Given task - Output all records precisely as written.

Source material -
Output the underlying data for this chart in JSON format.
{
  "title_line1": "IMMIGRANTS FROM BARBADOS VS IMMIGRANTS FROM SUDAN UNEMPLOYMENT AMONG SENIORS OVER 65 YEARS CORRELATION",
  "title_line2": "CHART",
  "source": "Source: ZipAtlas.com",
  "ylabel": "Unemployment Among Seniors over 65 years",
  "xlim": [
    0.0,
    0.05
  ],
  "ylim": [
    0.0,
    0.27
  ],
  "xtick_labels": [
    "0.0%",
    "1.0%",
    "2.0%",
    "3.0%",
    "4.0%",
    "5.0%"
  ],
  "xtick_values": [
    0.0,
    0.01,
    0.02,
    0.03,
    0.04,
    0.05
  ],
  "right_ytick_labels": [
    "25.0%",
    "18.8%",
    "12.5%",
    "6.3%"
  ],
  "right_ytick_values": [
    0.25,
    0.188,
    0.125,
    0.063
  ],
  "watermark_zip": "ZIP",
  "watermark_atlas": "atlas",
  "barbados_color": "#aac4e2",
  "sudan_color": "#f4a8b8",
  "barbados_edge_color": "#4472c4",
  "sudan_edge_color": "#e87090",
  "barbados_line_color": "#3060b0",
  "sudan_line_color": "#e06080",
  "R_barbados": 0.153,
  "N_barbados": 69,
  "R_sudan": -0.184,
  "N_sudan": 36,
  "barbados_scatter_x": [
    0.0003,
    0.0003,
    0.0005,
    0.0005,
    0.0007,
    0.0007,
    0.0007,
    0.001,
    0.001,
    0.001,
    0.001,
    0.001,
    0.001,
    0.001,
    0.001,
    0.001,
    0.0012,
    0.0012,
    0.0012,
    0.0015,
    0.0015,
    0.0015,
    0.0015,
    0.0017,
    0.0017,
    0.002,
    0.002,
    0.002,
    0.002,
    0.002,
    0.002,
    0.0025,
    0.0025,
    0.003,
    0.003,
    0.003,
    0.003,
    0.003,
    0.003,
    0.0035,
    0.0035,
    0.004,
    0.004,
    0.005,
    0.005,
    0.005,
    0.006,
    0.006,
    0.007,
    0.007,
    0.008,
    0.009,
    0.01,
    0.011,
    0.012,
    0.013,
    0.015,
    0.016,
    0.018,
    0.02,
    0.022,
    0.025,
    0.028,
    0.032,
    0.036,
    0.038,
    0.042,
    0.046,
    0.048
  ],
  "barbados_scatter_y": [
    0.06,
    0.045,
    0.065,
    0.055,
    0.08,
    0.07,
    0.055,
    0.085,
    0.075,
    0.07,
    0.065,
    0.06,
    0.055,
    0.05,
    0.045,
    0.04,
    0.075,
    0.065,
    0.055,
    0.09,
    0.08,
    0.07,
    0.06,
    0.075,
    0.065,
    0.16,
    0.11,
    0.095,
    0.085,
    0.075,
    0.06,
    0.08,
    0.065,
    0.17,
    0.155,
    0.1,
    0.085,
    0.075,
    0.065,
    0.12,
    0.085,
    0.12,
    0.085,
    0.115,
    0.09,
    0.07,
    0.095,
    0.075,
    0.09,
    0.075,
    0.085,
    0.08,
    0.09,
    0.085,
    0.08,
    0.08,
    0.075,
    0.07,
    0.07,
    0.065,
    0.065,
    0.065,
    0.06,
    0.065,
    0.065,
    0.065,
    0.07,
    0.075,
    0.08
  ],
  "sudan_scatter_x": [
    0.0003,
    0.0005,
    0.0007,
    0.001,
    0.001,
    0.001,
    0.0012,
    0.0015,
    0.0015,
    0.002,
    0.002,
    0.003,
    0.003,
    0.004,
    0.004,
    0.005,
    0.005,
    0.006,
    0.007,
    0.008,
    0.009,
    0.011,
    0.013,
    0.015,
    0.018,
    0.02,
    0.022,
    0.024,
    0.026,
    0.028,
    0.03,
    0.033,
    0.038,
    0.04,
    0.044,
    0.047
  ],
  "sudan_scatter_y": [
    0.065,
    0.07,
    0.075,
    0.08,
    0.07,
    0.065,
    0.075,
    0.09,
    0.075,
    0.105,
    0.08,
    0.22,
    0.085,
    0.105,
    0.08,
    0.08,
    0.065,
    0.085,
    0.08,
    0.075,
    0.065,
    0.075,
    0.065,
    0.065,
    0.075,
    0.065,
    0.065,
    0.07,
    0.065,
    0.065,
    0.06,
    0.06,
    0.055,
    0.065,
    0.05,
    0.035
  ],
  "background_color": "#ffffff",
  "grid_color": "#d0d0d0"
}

Answer -
Output the underlying data for this chart in JSON format.
{
  "title_line1": "IMMIGRANTS FROM BARBADOS VS IMMIGRANTS FROM SUDAN UNEMPLOYMENT AMONG SENIORS OVER 65 YEARS CORRELATION",
  "title_line2": "CHART",
  "source": "Source: ZipAtlas.com",
  "ylabel": "Unemployment Among Seniors over 65 years",
  "xlim": [
    0.0,
    0.05
  ],
  "ylim": [
    0.0,
    0.27
  ],
  "xtick_labels": [
    "0.0%",
    "1.0%",
    "2.0%",
    "3.0%",
    "4.0%",
    "5.0%"
  ],
  "xtick_values": [
    0.0,
    0.01,
    0.02,
    0.03,
    0.04,
    0.05
  ],
  "right_ytick_labels": [
    "25.0%",
    "18.8%",
    "12.5%",
    "6.3%"
  ],
  "right_ytick_values": [
    0.25,
    0.188,
    0.125,
    0.063
  ],
  "watermark_zip": "ZIP",
  "watermark_atlas": "atlas",
  "barbados_color": "#aac4e2",
  "sudan_color": "#f4a8b8",
  "barbados_edge_color": "#4472c4",
  "sudan_edge_color": "#e87090",
  "barbados_line_color": "#3060b0",
  "sudan_line_color": "#e06080",
  "R_barbados": 0.153,
  "N_barbados": 69,
  "R_sudan": -0.184,
  "N_sudan": 36,
  "barbados_scatter_x": [
    0.0003,
    0.0003,
    0.0005,
    0.0005,
    0.0007,
    0.0007,
    0.0007,
    0.001,
    0.001,
    0.001,
    0.001,
    0.001,
    0.001,
    0.001,
    0.001,
    0.001,
    0.0012,
    0.0012,
    0.0012,
    0.0015,
    0.0015,
    0.0015,
    0.0015,
    0.0017,
    0.0017,
    0.002,
    0.002,
    0.002,
    0.002,
    0.002,
    0.002,
    0.0025,
    0.0025,
    0.003,
    0.003,
    0.003,
    0.003,
    0.003,
    0.003,
    0.0035,
    0.0035,
    0.004,
    0.004,
    0.005,
    0.005,
    0.005,
    0.006,
    0.006,
    0.007,
    0.007,
    0.008,
    0.009,
    0.01,
    0.011,
    0.012,
    0.013,
    0.015,
    0.016,
    0.018,
    0.02,
    0.022,
    0.025,
    0.028,
    0.032,
    0.036,
    0.038,
    0.042,
    0.046,
    0.048
  ],
  "barbados_scatter_y": [
    0.06,
    0.045,
    0.065,
    0.055,
    0.08,
    0.07,
    0.055,
    0.085,
    0.075,
    0.07,
    0.065,
    0.06,
    0.055,
    0.05,
    0.045,
    0.04,
    0.075,
    0.065,
    0.055,
    0.09,
    0.08,
    0.07,
    0.06,
    0.075,
    0.065,
    0.16,
    0.11,
    0.095,
    0.085,
    0.075,
    0.06,
    0.08,
    0.065,
    0.17,
    0.155,
    0.1,
    0.085,
    0.075,
    0.065,
    0.12,
    0.085,
    0.12,
    0.085,
    0.115,
    0.09,
    0.07,
    0.095,
    0.075,
    0.09,
    0.075,
    0.085,
    0.08,
    0.09,
    0.085,
    0.08,
    0.08,
    0.075,
    0.07,
    0.07,
    0.065,
    0.065,
    0.065,
    0.06,
    0.065,
    0.065,
    0.065,
    0.07,
    0.075,
    0.08
  ],
  "sudan_scatter_x": [
    0.0003,
    0.0005,
    0.0007,
    0.001,
    0.001,
    0.001,
    0.0012,
    0.0015,
    0.0015,
    0.002,
    0.002,
    0.003,
    0.003,
    0.004,
    0.004,
    0.005,
    0.005,
    0.006,
    0.007,
    0.008,
    0.009,
    0.011,
    0.013,
    0.015,
    0.018,
    0.02,
    0.022,
    0.024,
    0.026,
    0.028,
    0.03,
    0.033,
    0.038,
    0.04,
    0.044,
    0.047
  ],
  "sudan_scatter_y": [
    0.065,
    0.07,
    0.075,
    0.08,
    0.07,
    0.065,
    0.075,
    0.09,
    0.075,
    0.105,
    0.08,
    0.22,
    0.085,
    0.105,
    0.08,
    0.08,
    0.065,
    0.085,
    0.08,
    0.075,
    0.065,
    0.075,
    0.065,
    0.065,
    0.075,
    0.065,
    0.065,
    0.07,
    0.065,
    0.065,
    0.06,
    0.06,
    0.055,
    0.065,
    0.05,
    0.035
  ],
  "background_color": "#ffffff",
  "grid_color": "#d0d0d0"
}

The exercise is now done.